--- START OF Supplied data ---
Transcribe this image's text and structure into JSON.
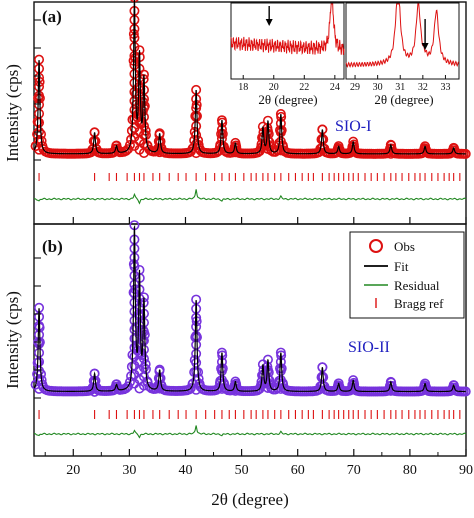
{
  "chart_data": [
    {
      "panel": "(a)",
      "type": "line",
      "sample_label": "SIO-I",
      "sample_color": "#2020c0",
      "obs_color": "#dd1111",
      "ylabel": "Intensity (cps)",
      "xlim": [
        13,
        90
      ],
      "baseline": 0.04,
      "peak_width": 0.18,
      "peaks": [
        {
          "x": 13.9,
          "y": 0.62
        },
        {
          "x": 23.8,
          "y": 0.14
        },
        {
          "x": 27.7,
          "y": 0.05
        },
        {
          "x": 30.9,
          "y": 1.0
        },
        {
          "x": 31.8,
          "y": 0.62
        },
        {
          "x": 32.6,
          "y": 0.48
        },
        {
          "x": 35.4,
          "y": 0.13
        },
        {
          "x": 41.9,
          "y": 0.42
        },
        {
          "x": 46.5,
          "y": 0.22
        },
        {
          "x": 48.9,
          "y": 0.07
        },
        {
          "x": 53.8,
          "y": 0.17
        },
        {
          "x": 54.7,
          "y": 0.21
        },
        {
          "x": 57.0,
          "y": 0.26
        },
        {
          "x": 64.4,
          "y": 0.16
        },
        {
          "x": 67.3,
          "y": 0.05
        },
        {
          "x": 69.9,
          "y": 0.08
        },
        {
          "x": 76.6,
          "y": 0.06
        },
        {
          "x": 82.7,
          "y": 0.05
        },
        {
          "x": 87.8,
          "y": 0.04
        }
      ],
      "bragg_positions": [
        13.9,
        23.8,
        26.4,
        27.7,
        29.6,
        30.9,
        31.8,
        32.6,
        34.2,
        35.4,
        37.1,
        38.7,
        40.1,
        41.9,
        43.6,
        45.2,
        46.5,
        47.8,
        48.9,
        50.4,
        51.7,
        52.6,
        53.8,
        54.7,
        55.9,
        57.0,
        58.4,
        59.6,
        60.8,
        61.9,
        62.8,
        64.4,
        65.6,
        66.5,
        67.3,
        68.2,
        69.1,
        69.9,
        70.8,
        72.0,
        73.1,
        74.2,
        75.4,
        76.6,
        77.5,
        78.6,
        79.8,
        80.9,
        81.8,
        82.7,
        83.9,
        85.0,
        86.1,
        87.0,
        87.8,
        88.9
      ],
      "residual_spikes": [
        {
          "x": 13.9,
          "y": -0.5
        },
        {
          "x": 30.9,
          "y": 1.2
        },
        {
          "x": 31.8,
          "y": -1.0
        },
        {
          "x": 41.9,
          "y": 2.6
        },
        {
          "x": 46.5,
          "y": -0.5
        },
        {
          "x": 57.0,
          "y": 0.6
        }
      ]
    },
    {
      "panel": "(b)",
      "type": "line",
      "sample_label": "SIO-II",
      "sample_color": "#2020c0",
      "obs_color": "#7733dd",
      "ylabel": "Intensity (cps)",
      "xlabel": "2θ (degree)",
      "xlim": [
        13,
        90
      ],
      "xticks": [
        20,
        30,
        40,
        50,
        60,
        70,
        80,
        90
      ],
      "baseline": 0.04,
      "peak_width": 0.18,
      "peaks": [
        {
          "x": 13.9,
          "y": 0.52
        },
        {
          "x": 23.8,
          "y": 0.11
        },
        {
          "x": 27.7,
          "y": 0.04
        },
        {
          "x": 30.9,
          "y": 1.0
        },
        {
          "x": 31.8,
          "y": 0.69
        },
        {
          "x": 32.6,
          "y": 0.54
        },
        {
          "x": 35.4,
          "y": 0.13
        },
        {
          "x": 41.9,
          "y": 0.57
        },
        {
          "x": 46.5,
          "y": 0.24
        },
        {
          "x": 48.9,
          "y": 0.06
        },
        {
          "x": 53.8,
          "y": 0.16
        },
        {
          "x": 54.7,
          "y": 0.19
        },
        {
          "x": 57.0,
          "y": 0.24
        },
        {
          "x": 64.4,
          "y": 0.15
        },
        {
          "x": 67.3,
          "y": 0.05
        },
        {
          "x": 69.9,
          "y": 0.07
        },
        {
          "x": 76.6,
          "y": 0.06
        },
        {
          "x": 82.7,
          "y": 0.05
        },
        {
          "x": 87.8,
          "y": 0.04
        }
      ],
      "bragg_positions": [
        13.9,
        23.8,
        26.4,
        27.7,
        29.6,
        30.9,
        31.8,
        32.6,
        34.2,
        35.4,
        37.1,
        38.7,
        40.1,
        41.9,
        43.6,
        45.2,
        46.5,
        47.8,
        48.9,
        50.4,
        51.7,
        52.6,
        53.8,
        54.7,
        55.9,
        57.0,
        58.4,
        59.6,
        60.8,
        61.9,
        62.8,
        64.4,
        65.6,
        66.5,
        67.3,
        68.2,
        69.1,
        69.9,
        70.8,
        72.0,
        73.1,
        74.2,
        75.4,
        76.6,
        77.5,
        78.6,
        79.8,
        80.9,
        81.8,
        82.7,
        83.9,
        85.0,
        86.1,
        87.0,
        87.8,
        88.9
      ],
      "residual_spikes": [
        {
          "x": 13.9,
          "y": -0.4
        },
        {
          "x": 30.9,
          "y": 0.9
        },
        {
          "x": 31.8,
          "y": -0.8
        },
        {
          "x": 41.9,
          "y": 2.3
        },
        {
          "x": 46.5,
          "y": -0.4
        },
        {
          "x": 57.0,
          "y": 0.5
        }
      ]
    }
  ],
  "legend": {
    "entries": [
      {
        "label": "Obs",
        "marker": "circle",
        "color": "#dd1111"
      },
      {
        "label": "Fit",
        "marker": "line",
        "color": "#000000"
      },
      {
        "label": "Residual",
        "marker": "line",
        "color": "#228822"
      },
      {
        "label": "Bragg ref",
        "marker": "tick",
        "color": "#dd1111"
      }
    ]
  },
  "insets": [
    {
      "xlabel": "2θ (degree)",
      "xlim": [
        17.2,
        24.6
      ],
      "xticks": [
        18,
        20,
        22,
        24
      ],
      "arrow_x": 19.7,
      "color": "#dd1111"
    },
    {
      "xlabel": "2θ (degree)",
      "xlim": [
        28.6,
        33.6
      ],
      "xticks": [
        29,
        30,
        31,
        32,
        33
      ],
      "arrow_x": 32.1,
      "color": "#dd1111"
    }
  ]
}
--- END OF Supplied data ---
To be done:
In the records above, find each line holding "marker" and copy it.

In response:
        "marker": "circle",
        "marker": "line",
        "marker": "line",
        "marker": "tick",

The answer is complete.